» Exercise description: Extract every line of the material that holds the string "icon".

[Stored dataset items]
________________________________________

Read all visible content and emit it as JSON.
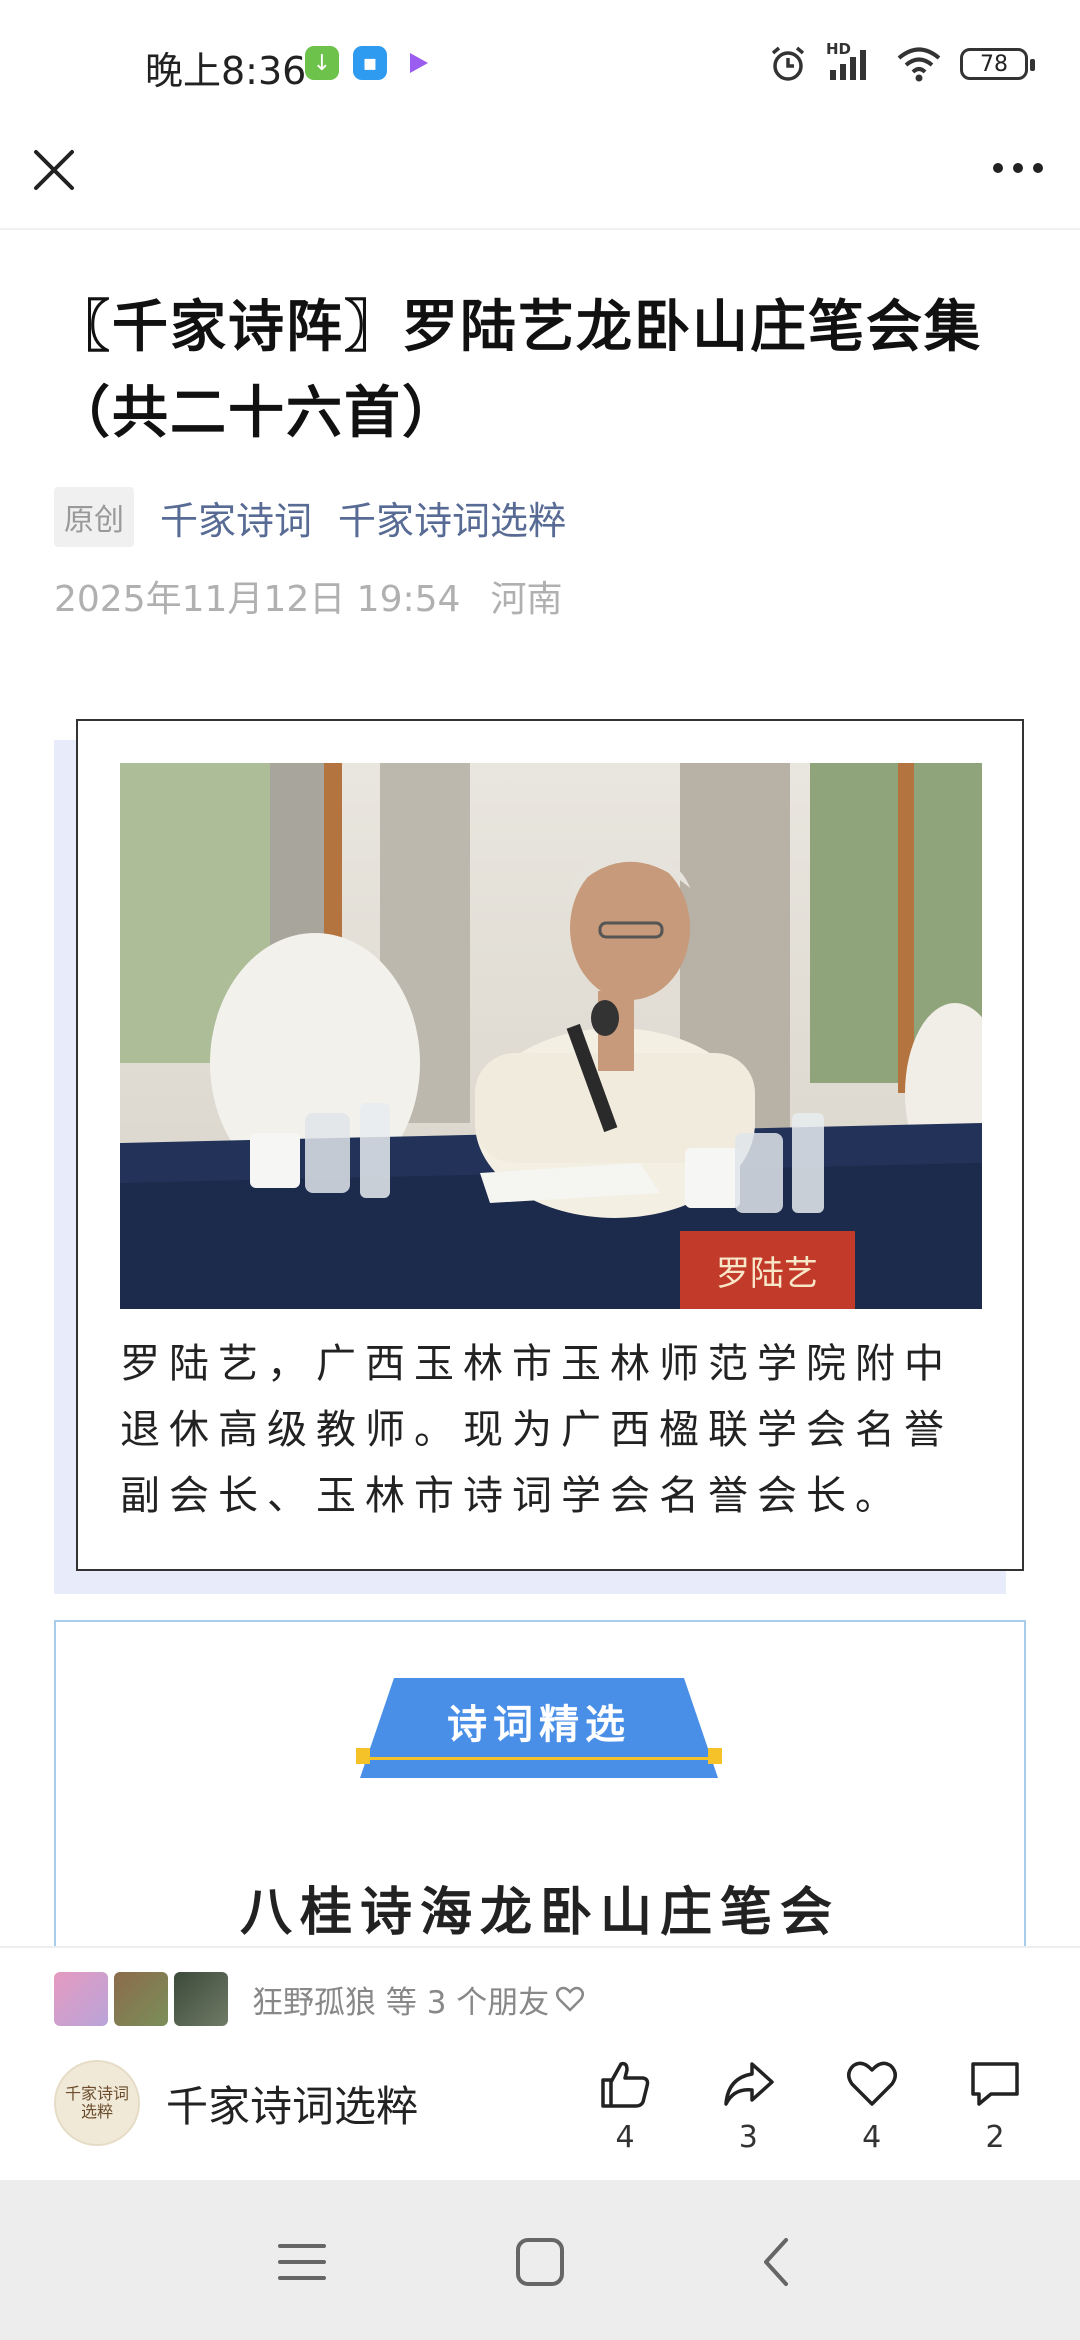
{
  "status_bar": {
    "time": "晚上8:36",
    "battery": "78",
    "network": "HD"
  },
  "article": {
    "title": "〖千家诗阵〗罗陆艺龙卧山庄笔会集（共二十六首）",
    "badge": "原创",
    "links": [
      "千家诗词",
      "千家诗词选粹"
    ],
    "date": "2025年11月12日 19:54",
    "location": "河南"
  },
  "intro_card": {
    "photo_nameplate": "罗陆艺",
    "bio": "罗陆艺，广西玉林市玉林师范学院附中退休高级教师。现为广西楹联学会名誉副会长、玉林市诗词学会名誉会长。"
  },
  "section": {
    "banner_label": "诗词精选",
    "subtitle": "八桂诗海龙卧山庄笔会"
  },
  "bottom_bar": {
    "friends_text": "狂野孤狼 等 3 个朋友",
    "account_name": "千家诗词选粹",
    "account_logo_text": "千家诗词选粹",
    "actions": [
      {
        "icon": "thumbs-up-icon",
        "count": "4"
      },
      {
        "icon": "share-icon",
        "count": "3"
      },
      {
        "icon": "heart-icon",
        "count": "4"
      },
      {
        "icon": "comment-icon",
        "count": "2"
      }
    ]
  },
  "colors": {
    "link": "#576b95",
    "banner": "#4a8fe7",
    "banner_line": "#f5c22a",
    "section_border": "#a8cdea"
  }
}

________________________________________

» Result for this task:
        "icon": "thumbs-up-icon",
        "icon": "share-icon",
        "icon": "heart-icon",
        "icon": "comment-icon",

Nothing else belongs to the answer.